Stated problem ▸ Restate the whole of the material. Keep every word, and drop the pictures.

--- --- ---

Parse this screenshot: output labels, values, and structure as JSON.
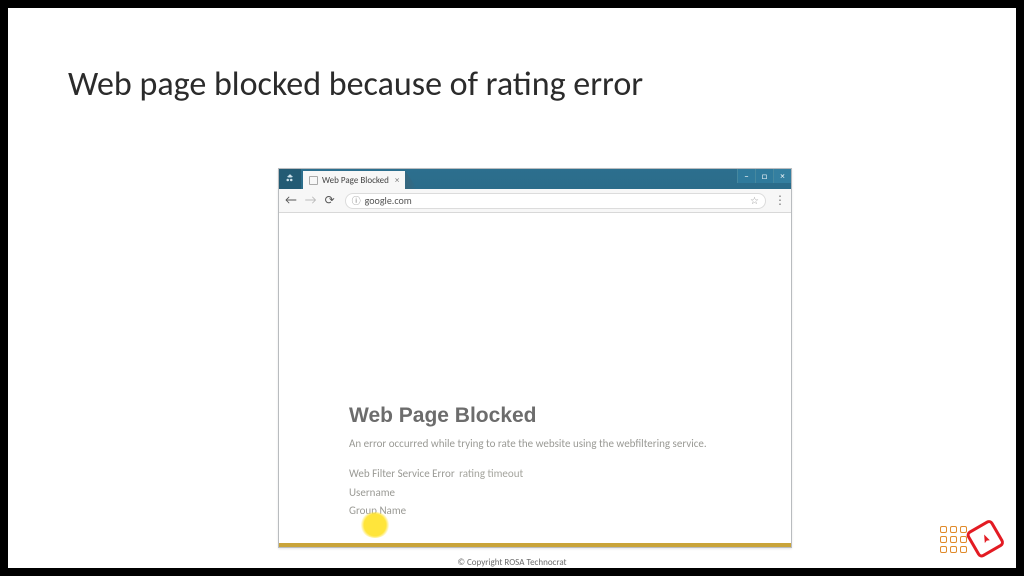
{
  "slide": {
    "title": "Web page blocked because of rating error"
  },
  "browser": {
    "tab_title": "Web Page Blocked",
    "url": "google.com",
    "win": {
      "min": "–",
      "max": "□",
      "close": "×"
    }
  },
  "blocked": {
    "heading": "Web Page Blocked",
    "message": "An error occurred while trying to rate the website using the webfiltering service.",
    "rows": {
      "service_error_label": "Web Filter Service Error",
      "service_error_value": "rating timeout",
      "username_label": "Username",
      "group_label": "Group Name"
    }
  },
  "footer": {
    "copyright": "© Copyright ROSA Technocrat"
  }
}
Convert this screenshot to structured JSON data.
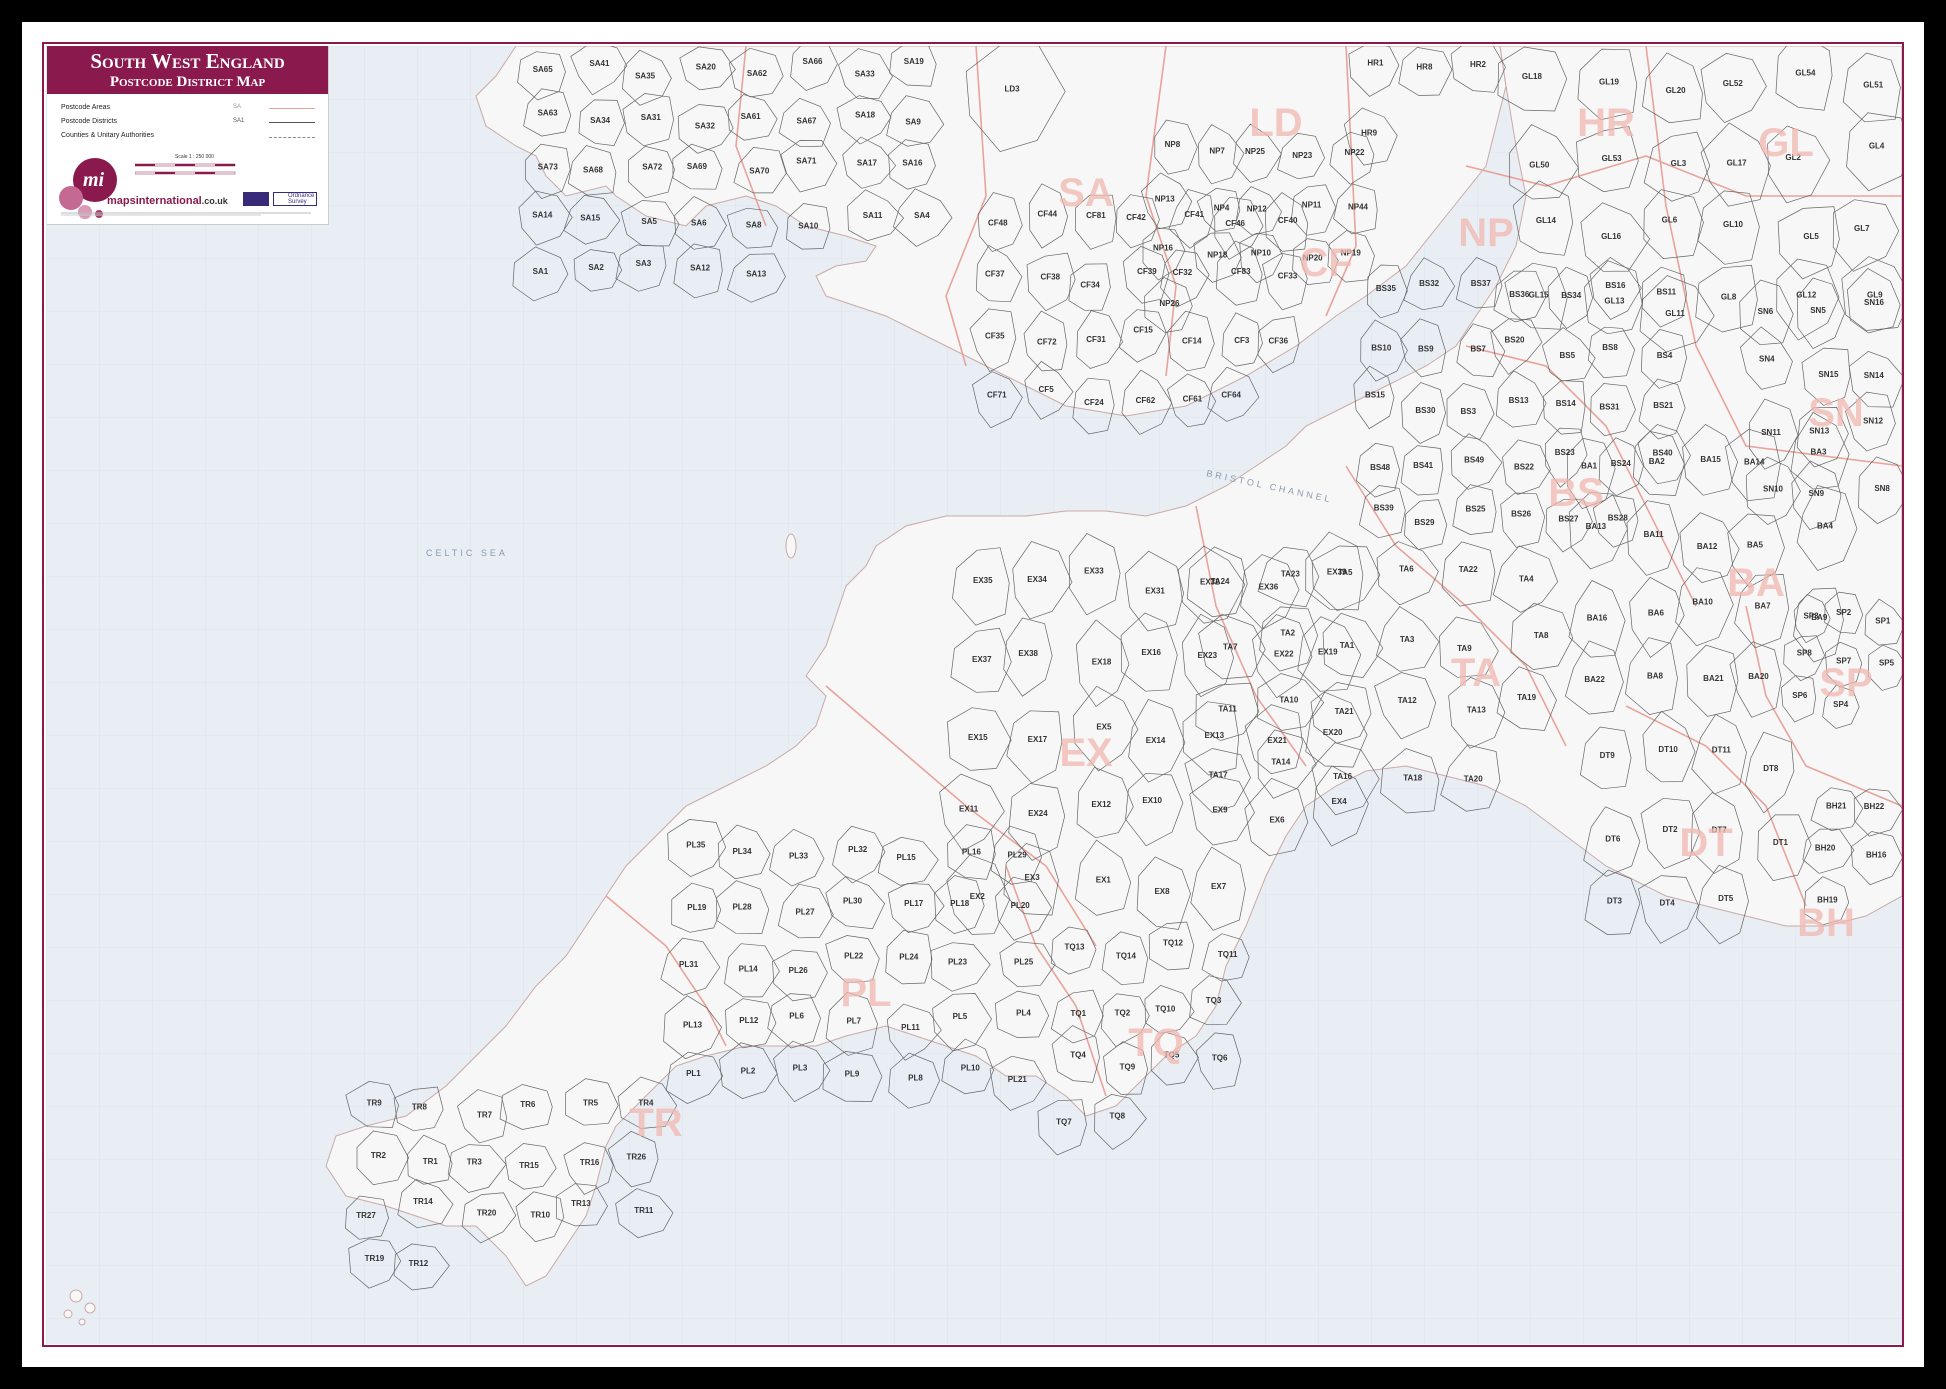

--- --- ---

Exercise response ▸
Parse this screenshot: output labels, values, and structure as JSON.
{
  "slide": {
    "title": "Web page blocked because of rating error"
  },
  "browser": {
    "tab_title": "Web Page Blocked",
    "url": "google.com",
    "win": {
      "min": "–",
      "max": "□",
      "close": "×"
    }
  },
  "blocked": {
    "heading": "Web Page Blocked",
    "message": "An error occurred while trying to rate the website using the webfiltering service.",
    "rows": {
      "service_error_label": "Web Filter Service Error",
      "service_error_value": "rating timeout",
      "username_label": "Username",
      "group_label": "Group Name"
    }
  },
  "footer": {
    "copyright": "© Copyright ROSA Technocrat"
  }
}
Convert this screenshot to structured JSON data.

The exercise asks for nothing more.